Reply with nothing except the number of lines that contain the word "собственника".

+ + + +

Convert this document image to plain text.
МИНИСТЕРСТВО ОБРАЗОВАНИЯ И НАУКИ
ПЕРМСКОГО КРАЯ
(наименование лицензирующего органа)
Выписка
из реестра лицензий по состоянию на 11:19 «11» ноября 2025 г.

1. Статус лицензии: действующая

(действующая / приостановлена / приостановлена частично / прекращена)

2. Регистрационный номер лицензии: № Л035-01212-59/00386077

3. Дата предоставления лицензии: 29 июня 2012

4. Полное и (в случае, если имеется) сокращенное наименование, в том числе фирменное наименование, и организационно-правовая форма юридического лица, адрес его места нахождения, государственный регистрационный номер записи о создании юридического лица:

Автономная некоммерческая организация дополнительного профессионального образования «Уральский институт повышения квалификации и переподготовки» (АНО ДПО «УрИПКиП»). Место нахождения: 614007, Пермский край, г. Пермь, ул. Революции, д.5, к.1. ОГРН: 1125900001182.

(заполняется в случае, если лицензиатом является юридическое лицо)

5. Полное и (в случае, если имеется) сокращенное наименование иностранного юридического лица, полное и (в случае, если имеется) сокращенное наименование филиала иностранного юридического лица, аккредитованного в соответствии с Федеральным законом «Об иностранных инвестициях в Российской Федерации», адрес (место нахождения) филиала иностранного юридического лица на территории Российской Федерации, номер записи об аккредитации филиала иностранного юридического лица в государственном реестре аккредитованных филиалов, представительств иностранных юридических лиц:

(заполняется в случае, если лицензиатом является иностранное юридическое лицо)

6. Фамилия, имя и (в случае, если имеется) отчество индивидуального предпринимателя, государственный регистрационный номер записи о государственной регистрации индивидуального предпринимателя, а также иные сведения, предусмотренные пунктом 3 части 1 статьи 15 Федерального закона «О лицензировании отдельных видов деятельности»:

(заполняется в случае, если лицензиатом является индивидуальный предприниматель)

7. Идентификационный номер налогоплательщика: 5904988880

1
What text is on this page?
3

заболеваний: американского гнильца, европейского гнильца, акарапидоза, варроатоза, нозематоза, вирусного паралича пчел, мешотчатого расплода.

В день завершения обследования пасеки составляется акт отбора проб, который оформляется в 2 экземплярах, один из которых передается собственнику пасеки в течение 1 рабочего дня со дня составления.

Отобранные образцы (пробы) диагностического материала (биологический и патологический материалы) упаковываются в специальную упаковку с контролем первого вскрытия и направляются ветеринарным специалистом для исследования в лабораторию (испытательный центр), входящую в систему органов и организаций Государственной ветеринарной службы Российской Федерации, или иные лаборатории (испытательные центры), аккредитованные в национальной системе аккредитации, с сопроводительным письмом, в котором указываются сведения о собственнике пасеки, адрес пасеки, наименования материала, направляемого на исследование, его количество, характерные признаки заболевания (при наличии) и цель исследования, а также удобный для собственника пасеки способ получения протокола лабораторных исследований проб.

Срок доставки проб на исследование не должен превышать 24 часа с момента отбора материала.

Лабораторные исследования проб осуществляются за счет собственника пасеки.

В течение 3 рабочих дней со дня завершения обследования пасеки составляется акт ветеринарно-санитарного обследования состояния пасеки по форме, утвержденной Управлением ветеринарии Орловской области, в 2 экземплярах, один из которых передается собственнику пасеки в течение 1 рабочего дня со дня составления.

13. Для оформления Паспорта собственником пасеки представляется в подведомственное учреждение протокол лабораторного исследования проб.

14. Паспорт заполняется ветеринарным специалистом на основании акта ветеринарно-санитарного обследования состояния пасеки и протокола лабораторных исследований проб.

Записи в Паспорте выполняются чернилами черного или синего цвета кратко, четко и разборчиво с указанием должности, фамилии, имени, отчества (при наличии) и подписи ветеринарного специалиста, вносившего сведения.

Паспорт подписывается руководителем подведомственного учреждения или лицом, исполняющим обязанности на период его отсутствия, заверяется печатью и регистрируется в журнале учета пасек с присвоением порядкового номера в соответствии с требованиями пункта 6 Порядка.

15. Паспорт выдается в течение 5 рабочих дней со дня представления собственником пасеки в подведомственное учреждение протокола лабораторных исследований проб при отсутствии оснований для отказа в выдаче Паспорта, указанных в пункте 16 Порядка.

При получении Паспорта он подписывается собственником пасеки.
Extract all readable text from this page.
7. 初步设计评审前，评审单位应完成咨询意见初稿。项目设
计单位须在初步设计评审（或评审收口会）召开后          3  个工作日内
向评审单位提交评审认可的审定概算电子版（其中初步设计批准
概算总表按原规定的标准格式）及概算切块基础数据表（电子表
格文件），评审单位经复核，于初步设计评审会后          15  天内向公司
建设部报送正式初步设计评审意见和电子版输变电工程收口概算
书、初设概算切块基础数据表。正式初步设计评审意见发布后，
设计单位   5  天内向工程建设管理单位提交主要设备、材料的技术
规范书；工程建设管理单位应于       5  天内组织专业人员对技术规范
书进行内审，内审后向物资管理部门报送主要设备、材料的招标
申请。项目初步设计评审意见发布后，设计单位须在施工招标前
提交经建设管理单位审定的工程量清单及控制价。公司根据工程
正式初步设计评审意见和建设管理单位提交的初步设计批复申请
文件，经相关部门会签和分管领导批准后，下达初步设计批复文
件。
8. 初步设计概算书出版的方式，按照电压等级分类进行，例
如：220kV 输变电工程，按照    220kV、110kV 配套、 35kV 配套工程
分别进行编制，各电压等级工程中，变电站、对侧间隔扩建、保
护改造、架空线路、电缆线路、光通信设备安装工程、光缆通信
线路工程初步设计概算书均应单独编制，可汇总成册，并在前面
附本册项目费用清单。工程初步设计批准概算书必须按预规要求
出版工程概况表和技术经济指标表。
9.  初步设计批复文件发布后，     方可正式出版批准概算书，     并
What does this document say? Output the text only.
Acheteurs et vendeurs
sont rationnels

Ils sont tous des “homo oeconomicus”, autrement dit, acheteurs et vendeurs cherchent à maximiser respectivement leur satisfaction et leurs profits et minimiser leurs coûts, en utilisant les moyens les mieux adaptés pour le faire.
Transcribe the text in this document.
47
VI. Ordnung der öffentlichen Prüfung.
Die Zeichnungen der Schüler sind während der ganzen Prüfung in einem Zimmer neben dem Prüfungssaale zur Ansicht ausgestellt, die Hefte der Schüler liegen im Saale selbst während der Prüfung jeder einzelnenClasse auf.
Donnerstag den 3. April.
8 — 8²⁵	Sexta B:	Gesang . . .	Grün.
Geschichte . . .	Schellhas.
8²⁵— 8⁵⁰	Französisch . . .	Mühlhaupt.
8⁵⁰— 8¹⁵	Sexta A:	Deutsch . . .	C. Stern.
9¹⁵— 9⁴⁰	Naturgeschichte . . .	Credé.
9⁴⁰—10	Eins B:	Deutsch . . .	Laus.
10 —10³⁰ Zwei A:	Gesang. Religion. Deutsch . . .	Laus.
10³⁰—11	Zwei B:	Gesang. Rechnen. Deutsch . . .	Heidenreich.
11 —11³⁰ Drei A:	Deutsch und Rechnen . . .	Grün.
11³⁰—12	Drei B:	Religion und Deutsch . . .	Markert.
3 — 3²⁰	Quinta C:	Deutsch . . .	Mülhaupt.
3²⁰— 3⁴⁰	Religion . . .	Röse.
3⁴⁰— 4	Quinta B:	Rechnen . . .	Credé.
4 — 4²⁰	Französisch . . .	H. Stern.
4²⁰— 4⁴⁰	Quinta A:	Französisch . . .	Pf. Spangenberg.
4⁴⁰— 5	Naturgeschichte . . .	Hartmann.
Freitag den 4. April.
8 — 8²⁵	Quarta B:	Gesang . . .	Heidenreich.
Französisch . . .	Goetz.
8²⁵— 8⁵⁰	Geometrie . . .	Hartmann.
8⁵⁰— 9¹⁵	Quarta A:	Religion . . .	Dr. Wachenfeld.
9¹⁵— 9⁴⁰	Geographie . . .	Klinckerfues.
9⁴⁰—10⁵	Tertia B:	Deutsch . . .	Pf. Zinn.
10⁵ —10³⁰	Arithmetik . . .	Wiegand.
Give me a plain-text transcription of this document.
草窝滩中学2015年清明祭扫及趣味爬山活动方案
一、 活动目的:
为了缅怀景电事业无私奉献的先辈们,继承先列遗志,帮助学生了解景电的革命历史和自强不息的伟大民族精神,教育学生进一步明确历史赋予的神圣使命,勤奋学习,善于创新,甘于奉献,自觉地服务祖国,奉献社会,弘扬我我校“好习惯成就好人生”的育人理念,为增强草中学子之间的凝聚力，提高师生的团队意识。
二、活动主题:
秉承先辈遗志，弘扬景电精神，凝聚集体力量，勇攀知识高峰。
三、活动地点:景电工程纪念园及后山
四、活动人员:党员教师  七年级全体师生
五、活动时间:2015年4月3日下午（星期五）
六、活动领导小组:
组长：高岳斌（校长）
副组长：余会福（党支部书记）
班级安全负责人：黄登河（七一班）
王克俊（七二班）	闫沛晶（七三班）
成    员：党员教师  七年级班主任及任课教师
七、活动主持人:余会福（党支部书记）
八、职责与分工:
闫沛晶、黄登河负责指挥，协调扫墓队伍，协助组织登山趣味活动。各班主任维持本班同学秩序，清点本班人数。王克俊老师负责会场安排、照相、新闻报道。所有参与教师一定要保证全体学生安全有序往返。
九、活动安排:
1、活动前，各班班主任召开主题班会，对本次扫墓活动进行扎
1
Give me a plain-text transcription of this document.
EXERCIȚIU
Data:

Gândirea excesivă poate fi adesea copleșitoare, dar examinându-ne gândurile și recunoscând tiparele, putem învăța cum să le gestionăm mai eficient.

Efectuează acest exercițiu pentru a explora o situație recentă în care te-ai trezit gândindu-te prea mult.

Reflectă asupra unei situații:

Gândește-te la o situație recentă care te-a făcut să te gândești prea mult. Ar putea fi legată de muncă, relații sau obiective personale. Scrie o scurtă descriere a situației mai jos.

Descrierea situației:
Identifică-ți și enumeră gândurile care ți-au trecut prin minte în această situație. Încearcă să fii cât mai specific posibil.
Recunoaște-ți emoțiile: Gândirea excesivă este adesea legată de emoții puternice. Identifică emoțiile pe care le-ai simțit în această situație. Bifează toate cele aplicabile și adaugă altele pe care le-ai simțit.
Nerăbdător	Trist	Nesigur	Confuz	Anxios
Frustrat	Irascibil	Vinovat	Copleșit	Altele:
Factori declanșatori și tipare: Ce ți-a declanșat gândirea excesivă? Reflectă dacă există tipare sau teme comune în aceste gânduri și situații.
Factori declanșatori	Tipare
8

+ + + +

:: FINISHED EXERCISE ::
2